▶ _What the task asks_: Copy every line that mentions the word "developments".

::::::

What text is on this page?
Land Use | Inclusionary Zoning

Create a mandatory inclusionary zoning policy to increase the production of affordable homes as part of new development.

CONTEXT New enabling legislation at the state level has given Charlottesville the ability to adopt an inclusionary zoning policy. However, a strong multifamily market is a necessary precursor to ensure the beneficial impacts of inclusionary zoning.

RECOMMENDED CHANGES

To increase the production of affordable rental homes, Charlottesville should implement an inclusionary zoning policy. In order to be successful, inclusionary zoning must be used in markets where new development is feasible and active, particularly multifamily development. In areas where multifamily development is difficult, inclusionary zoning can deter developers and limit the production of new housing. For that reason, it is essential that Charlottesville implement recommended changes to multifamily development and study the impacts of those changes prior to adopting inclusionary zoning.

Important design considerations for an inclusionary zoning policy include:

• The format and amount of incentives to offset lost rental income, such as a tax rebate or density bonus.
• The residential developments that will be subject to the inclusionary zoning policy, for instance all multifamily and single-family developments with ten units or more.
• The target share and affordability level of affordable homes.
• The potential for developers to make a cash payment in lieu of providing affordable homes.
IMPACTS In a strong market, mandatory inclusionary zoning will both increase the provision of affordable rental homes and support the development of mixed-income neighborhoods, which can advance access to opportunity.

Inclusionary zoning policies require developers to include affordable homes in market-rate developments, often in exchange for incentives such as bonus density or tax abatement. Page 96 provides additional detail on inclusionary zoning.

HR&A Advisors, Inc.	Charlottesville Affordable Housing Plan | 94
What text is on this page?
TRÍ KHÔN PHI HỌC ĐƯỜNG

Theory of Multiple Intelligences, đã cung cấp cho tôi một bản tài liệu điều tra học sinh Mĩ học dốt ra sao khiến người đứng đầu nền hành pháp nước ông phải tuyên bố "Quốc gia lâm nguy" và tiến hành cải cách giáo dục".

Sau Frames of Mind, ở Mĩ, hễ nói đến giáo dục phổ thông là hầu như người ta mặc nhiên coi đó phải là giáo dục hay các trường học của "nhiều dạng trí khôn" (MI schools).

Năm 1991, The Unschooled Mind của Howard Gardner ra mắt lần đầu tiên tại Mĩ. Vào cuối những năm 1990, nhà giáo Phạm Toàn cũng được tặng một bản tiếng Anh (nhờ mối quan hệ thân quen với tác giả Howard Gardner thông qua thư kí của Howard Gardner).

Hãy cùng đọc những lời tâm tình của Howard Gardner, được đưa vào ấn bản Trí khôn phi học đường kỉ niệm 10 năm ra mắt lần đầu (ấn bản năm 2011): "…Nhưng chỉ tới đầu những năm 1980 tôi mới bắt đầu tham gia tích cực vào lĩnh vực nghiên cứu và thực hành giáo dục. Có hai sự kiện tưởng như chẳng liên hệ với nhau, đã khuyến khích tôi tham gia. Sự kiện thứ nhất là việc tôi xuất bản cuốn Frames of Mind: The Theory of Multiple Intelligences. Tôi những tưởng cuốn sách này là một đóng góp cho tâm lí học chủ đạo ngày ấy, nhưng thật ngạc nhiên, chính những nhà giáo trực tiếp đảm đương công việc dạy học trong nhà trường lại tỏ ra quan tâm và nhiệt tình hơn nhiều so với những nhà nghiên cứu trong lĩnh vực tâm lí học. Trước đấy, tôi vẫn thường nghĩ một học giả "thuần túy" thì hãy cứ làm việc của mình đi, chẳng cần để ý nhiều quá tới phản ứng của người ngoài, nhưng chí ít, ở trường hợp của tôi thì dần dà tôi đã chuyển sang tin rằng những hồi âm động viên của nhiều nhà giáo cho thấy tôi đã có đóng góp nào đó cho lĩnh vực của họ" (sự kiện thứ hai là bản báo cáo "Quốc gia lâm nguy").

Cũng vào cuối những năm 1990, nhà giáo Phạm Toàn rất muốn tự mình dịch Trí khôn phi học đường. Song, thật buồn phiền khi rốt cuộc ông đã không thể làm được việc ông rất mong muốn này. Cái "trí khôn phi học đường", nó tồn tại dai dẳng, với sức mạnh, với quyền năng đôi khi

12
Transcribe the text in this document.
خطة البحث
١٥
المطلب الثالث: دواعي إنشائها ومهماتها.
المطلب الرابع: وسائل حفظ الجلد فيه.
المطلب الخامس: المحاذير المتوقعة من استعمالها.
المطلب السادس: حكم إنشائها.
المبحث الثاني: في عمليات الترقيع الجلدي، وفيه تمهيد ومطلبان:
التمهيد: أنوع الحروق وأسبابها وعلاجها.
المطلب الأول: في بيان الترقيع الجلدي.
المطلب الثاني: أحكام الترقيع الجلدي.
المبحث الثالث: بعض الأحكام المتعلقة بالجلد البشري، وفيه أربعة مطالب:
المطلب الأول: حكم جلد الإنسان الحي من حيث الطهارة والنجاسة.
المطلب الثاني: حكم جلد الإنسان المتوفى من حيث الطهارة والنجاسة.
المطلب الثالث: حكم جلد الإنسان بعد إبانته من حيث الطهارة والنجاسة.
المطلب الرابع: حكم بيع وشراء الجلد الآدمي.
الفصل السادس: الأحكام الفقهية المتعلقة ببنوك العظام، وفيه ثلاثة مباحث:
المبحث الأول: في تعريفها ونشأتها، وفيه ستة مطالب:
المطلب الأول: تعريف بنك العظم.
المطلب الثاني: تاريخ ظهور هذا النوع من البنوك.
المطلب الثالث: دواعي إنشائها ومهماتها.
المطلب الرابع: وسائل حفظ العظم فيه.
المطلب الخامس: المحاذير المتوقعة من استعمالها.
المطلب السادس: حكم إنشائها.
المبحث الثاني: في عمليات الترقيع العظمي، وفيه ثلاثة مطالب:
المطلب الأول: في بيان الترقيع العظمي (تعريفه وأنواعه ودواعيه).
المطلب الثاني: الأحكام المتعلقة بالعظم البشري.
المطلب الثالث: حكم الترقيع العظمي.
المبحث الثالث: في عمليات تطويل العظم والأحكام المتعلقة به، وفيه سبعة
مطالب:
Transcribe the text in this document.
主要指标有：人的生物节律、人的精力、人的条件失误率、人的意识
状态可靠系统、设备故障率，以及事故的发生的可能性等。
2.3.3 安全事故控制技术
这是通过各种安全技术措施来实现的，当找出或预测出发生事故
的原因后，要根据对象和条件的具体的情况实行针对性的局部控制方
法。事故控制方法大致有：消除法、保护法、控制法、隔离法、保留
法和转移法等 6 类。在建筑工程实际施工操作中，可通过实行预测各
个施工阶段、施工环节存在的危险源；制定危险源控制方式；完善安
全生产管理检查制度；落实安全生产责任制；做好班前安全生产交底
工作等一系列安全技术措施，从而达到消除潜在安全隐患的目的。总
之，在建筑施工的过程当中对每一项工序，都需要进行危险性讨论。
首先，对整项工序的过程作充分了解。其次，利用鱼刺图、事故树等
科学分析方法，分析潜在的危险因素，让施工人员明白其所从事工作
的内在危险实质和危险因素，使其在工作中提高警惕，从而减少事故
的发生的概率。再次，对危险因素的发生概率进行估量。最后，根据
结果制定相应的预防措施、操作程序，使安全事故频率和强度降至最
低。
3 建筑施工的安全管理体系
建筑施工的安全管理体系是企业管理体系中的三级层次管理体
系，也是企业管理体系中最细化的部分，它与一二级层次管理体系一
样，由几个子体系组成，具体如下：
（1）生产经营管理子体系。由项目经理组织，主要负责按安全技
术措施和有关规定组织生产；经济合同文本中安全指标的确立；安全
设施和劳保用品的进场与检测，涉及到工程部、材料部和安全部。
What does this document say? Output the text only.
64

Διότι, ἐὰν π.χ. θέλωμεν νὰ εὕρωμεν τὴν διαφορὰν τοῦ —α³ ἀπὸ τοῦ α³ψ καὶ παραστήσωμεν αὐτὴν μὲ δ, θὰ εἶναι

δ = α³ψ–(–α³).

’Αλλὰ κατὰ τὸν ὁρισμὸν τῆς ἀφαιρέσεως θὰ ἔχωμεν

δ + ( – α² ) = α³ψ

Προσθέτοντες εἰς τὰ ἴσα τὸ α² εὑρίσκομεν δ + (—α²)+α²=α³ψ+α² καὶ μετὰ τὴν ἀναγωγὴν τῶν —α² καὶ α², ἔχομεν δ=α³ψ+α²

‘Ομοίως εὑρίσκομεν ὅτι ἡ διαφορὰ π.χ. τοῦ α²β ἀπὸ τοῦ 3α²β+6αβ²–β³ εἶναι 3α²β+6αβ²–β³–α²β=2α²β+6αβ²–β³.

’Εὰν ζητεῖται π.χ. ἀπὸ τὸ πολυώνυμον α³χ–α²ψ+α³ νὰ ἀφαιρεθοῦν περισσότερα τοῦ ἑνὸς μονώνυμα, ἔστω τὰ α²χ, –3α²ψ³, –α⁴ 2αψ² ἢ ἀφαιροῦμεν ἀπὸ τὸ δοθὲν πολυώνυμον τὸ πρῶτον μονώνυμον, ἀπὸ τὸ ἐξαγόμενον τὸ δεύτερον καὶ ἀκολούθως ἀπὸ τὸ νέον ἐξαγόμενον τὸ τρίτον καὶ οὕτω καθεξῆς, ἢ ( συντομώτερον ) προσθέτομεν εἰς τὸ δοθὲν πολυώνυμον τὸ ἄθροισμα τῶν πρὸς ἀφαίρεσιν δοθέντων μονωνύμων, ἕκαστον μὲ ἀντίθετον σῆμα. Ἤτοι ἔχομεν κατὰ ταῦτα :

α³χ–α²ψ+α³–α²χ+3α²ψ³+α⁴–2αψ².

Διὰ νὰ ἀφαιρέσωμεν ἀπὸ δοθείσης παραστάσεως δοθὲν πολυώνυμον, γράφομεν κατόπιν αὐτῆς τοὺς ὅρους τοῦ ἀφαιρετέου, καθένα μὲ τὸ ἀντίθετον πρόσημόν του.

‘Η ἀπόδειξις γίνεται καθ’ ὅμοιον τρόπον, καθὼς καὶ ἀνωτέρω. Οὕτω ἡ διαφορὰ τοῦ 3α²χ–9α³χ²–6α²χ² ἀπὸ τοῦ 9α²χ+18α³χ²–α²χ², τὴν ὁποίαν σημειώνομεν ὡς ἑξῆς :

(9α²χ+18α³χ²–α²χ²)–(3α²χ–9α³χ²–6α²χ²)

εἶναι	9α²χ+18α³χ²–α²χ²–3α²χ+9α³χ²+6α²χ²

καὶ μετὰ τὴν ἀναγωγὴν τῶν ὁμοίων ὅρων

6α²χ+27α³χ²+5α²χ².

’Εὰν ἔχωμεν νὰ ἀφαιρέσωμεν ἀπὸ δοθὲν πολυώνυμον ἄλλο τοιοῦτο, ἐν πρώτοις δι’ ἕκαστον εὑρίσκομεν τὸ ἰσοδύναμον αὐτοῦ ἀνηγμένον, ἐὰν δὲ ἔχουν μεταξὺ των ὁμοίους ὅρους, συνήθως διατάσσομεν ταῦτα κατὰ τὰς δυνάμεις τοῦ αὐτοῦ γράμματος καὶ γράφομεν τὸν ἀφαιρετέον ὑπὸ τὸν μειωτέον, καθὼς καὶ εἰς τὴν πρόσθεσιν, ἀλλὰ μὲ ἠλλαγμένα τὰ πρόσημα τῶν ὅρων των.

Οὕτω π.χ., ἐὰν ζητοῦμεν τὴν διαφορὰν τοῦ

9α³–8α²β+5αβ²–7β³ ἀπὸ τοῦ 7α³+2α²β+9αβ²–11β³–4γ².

::::::

▶ _Correct result_:
• The residential developments that will be subject to the inclusionary zoning policy, for instance all multifamily and single-family developments with ten units or more.
Inclusionary zoning policies require developers to include affordable homes in market-rate developments, often in exchange for incentives such as bonus density or tax abatement. Page 96 provides additional detail on inclusionary zoning.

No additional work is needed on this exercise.